[begin Source records]

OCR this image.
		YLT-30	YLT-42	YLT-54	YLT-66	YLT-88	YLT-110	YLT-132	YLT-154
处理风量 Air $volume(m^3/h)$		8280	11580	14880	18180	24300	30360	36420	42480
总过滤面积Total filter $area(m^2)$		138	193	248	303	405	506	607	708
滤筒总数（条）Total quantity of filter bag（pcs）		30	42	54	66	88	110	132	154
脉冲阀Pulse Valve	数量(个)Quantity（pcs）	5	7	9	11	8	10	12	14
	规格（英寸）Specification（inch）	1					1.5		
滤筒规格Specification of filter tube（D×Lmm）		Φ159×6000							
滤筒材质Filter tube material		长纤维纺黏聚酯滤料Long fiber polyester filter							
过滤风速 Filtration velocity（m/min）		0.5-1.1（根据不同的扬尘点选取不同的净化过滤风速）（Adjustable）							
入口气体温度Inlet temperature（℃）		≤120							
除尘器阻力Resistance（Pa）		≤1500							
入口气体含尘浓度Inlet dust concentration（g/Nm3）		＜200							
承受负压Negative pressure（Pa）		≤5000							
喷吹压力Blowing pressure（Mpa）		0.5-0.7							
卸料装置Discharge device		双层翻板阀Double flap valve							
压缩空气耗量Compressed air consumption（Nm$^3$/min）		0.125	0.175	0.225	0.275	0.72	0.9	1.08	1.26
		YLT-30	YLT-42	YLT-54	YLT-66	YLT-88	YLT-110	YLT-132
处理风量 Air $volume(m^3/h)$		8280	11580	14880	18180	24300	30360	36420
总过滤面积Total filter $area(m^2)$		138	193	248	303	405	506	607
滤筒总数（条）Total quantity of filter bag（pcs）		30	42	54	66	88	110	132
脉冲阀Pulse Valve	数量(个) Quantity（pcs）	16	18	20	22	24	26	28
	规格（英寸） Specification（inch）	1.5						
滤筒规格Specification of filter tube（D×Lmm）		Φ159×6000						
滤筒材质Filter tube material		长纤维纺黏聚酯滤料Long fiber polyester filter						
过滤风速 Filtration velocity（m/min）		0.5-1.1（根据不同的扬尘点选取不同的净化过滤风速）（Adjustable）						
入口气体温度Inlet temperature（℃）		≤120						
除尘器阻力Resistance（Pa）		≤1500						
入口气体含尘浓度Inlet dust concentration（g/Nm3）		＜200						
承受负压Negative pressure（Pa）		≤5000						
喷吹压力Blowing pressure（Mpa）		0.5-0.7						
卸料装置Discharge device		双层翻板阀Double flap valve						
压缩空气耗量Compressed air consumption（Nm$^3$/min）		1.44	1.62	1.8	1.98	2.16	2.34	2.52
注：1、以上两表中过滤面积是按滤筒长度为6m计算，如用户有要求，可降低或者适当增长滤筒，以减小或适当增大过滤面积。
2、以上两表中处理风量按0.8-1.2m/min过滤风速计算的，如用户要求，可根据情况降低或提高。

[end Source records]

> _The task_:
Transcribe all of the lines in the records precisely.

> _Result_:
OCR this image.
		YLT-30	YLT-42	YLT-54	YLT-66	YLT-88	YLT-110	YLT-132	YLT-154
处理风量 Air $volume(m^3/h)$		8280	11580	14880	18180	24300	30360	36420	42480
总过滤面积Total filter $area(m^2)$		138	193	248	303	405	506	607	708
滤筒总数（条）Total quantity of filter bag（pcs）		30	42	54	66	88	110	132	154
脉冲阀Pulse Valve	数量(个)Quantity（pcs）	5	7	9	11	8	10	12	14
	规格（英寸）Specification（inch）	1					1.5		
滤筒规格Specification of filter tube（D×Lmm）		Φ159×6000							
滤筒材质Filter tube material		长纤维纺黏聚酯滤料Long fiber polyester filter							
过滤风速 Filtration velocity（m/min）		0.5-1.1（根据不同的扬尘点选取不同的净化过滤风速）（Adjustable）							
入口气体温度Inlet temperature（℃）		≤120							
除尘器阻力Resistance（Pa）		≤1500							
入口气体含尘浓度Inlet dust concentration（g/Nm3）		＜200							
承受负压Negative pressure（Pa）		≤5000							
喷吹压力Blowing pressure（Mpa）		0.5-0.7							
卸料装置Discharge device		双层翻板阀Double flap valve							
压缩空气耗量Compressed air consumption（Nm$^3$/min）		0.125	0.175	0.225	0.275	0.72	0.9	1.08	1.26
		YLT-30	YLT-42	YLT-54	YLT-66	YLT-88	YLT-110	YLT-132
处理风量 Air $volume(m^3/h)$		8280	11580	14880	18180	24300	30360	36420
总过滤面积Total filter $area(m^2)$		138	193	248	303	405	506	607
滤筒总数（条）Total quantity of filter bag（pcs）		30	42	54	66	88	110	132
脉冲阀Pulse Valve	数量(个) Quantity（pcs）	16	18	20	22	24	26	28
	规格（英寸） Specification（inch）	1.5						
滤筒规格Specification of filter tube（D×Lmm）		Φ159×6000						
滤筒材质Filter tube material		长纤维纺黏聚酯滤料Long fiber polyester filter						
过滤风速 Filtration velocity（m/min）		0.5-1.1（根据不同的扬尘点选取不同的净化过滤风速）（Adjustable）						
入口气体温度Inlet temperature（℃）		≤120						
除尘器阻力Resistance（Pa）		≤1500						
入口气体含尘浓度Inlet dust concentration（g/Nm3）		＜200						
承受负压Negative pressure（Pa）		≤5000						
喷吹压力Blowing pressure（Mpa）		0.5-0.7						
卸料装置Discharge device		双层翻板阀Double flap valve						
压缩空气耗量Compressed air consumption（Nm$^3$/min）		1.44	1.62	1.8	1.98	2.16	2.34	2.52
注：1、以上两表中过滤面积是按滤筒长度为6m计算，如用户有要求，可降低或者适当增长滤筒，以减小或适当增大过滤面积。
2、以上两表中处理风量按0.8-1.2m/min过滤风速计算的，如用户要求，可根据情况降低或提高。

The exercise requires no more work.